TEXT SEGMENT:
★ ★ ★

By Frank Regan
A question which has again reared its controversial head for about the ten millionth time is plaguing all who either dance or avoid dancing the Whisk, i.e. does the lady release the toe at the end of the first step of the Whisk? Our esteemed examiners who have addressed this question have, in their infinite wisdom, described the action in a most satisfactory way. Clearly, this is a subject with which they are familiar and have dealt with many times.
The real problem in describing this figure lies in the methodology and application of terminology. Allow me, if you will, to share an experience of half a century ago. As a young man studying for the Associate Ballroom degree in Alex Moore’s studio under the tutelage of the world’s greatest technician, the legendary Guy Howard (Guy wrote The Revised Technique, Alex was the publisher). I found myself asking the proverbial question regarding the Whisk.
I learned a valuable lesson that day which has permitted me to enlighten many with regard to how we speak of technical distinctions in the appropriate language of “The Revised Technique.” Invariably, the fallacies and controversy that show up are not a result of an inability to dance the figure correctly, but are in fact due to a lack of understanding of the “Event Sequence Terminology.” As Guy Howard so aptly put it, “After you have engaged in a single step as per the description governed by each heading, i.e. Footwork, Alignment, Rise and Fall, etc, you do not go on talking about it if the ‘next’ step is now in a position to be discussed!”
This is the essence of the whole problem. It is a matter of communication and is governed by one’s understanding or failure to understand the principles of “Event Sequence Terminology.”
Details of this principle are as follows: Footwork of the first step of the Whisk as lady, as everyone knows and is stated clearly in the book–toe heel. This clearly implies that the toe is released at the completion of that step. However!
Various other factors come into play immediately after the action of the backward walk. The distinguishing factor in the application of “Event Sequence Terminology” is that we do not talk about what is happening on the previous step, i.e. by the time the toe has undergone release, we are now talking about the second step and the various properties relevant to the configuration of the lady’s right foot are no longer discussed.
This is a simple rule of technical terminology. A simple example of this would be in the statement of the alignment of the fourth step of the reverse turn as man in the Waltz.
The alignment is stated as Backing LOD. Given that we understand the definition of alignment as being the bearing of the foot in relationship to the room, i.e. the LOD at the “beginning” of the step, we are ok with the physical factor of the man’s right foot anticipating the turn by 1/8 and in fact ending in a position such that it is now backing DC. But we do not talk about what happens afterwards, only what is required to be discussed within the methodology.

★ ★ ★

LISTED RECORDS:

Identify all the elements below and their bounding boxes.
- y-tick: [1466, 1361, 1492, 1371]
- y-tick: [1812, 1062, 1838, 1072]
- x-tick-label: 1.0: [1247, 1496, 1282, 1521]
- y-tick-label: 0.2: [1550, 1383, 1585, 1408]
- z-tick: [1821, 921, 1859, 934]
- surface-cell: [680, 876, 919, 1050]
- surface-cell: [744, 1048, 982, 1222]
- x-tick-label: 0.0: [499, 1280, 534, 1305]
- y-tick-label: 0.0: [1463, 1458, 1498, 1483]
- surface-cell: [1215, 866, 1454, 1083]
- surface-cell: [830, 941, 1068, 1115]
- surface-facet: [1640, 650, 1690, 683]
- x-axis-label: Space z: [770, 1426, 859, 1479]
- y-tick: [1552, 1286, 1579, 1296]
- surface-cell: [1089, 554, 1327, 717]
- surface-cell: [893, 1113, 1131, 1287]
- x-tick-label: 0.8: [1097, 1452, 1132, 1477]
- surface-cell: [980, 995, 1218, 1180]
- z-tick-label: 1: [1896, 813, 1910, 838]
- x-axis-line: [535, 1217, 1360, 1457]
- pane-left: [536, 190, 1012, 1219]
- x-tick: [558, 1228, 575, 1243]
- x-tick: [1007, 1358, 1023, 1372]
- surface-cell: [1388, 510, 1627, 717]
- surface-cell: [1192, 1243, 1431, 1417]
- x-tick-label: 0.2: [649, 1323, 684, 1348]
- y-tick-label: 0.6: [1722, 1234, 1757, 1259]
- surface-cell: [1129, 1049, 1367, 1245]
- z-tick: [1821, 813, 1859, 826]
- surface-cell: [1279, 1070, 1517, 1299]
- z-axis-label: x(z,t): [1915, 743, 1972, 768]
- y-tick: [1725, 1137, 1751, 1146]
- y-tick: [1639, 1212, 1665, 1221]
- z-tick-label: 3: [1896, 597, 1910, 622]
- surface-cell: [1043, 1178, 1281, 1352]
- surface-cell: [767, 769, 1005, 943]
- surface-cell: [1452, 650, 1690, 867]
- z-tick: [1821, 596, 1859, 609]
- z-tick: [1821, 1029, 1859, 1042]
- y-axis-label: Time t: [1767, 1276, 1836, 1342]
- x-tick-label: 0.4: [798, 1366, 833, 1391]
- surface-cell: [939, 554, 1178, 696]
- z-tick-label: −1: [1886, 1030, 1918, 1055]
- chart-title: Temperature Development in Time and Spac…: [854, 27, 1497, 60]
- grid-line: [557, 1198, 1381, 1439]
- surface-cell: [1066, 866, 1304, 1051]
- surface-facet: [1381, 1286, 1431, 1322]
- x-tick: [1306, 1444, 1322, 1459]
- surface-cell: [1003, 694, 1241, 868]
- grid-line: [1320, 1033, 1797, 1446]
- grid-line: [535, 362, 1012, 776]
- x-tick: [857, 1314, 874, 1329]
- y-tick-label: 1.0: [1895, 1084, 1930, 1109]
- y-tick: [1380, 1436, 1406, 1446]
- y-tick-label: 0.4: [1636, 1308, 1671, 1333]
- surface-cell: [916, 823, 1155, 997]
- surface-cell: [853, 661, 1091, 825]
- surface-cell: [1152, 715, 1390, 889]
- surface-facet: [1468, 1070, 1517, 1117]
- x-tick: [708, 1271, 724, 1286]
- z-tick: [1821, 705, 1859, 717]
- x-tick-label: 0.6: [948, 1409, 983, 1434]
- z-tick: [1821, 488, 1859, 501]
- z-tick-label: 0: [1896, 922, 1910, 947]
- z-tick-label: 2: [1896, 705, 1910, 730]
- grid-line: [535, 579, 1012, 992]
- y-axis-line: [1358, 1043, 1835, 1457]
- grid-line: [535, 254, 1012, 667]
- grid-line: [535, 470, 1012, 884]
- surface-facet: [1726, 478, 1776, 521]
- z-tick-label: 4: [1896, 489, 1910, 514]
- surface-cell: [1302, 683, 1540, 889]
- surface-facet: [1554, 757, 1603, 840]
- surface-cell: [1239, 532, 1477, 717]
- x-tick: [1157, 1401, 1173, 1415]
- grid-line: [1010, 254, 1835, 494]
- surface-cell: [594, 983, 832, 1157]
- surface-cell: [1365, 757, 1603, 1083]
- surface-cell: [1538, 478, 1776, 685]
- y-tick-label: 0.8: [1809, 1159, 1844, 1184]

★ ★ ★

STUDY QUESTIONS:
**1)** Reproduce the passage of the Whisk article starting with "Details of this" and going on through "no longer discussed.".
**2)** In the Whisk article's Waltz example, why is the alignment of the man's fourth step of the reverse turn stated as Backing LOD even though his right foot ends backing DC?
The material comes from a different source than the Whisk article.

ANSWERS BY ITEM NUMBER:
**1)**
Details of this principle are as follows: Footwork of the first step of the Whisk as lady, as everyone knows and is stated clearly in the book–toe heel. This clearly implies that the toe is released at the completion of that step. However!
Various other factors come into play immediately after the action of the backward walk. The distinguishing factor in the application of “Event Sequence Terminology” is that we do not talk about what is happening on the previous step, i.e. by the time the toe has undergone release, we are now talking about the second step and the various properties relevant to the configuration of the lady’s right foot are no longer discussed.

**2)** Alignment is defined as the bearing of the foot in relation to the room at the beginning of the step, and at that point the step is backing LOD. What happens afterwards, such as the right foot anticipating the turn by 1/8 and ending backing DC, is not discussed within the methodology.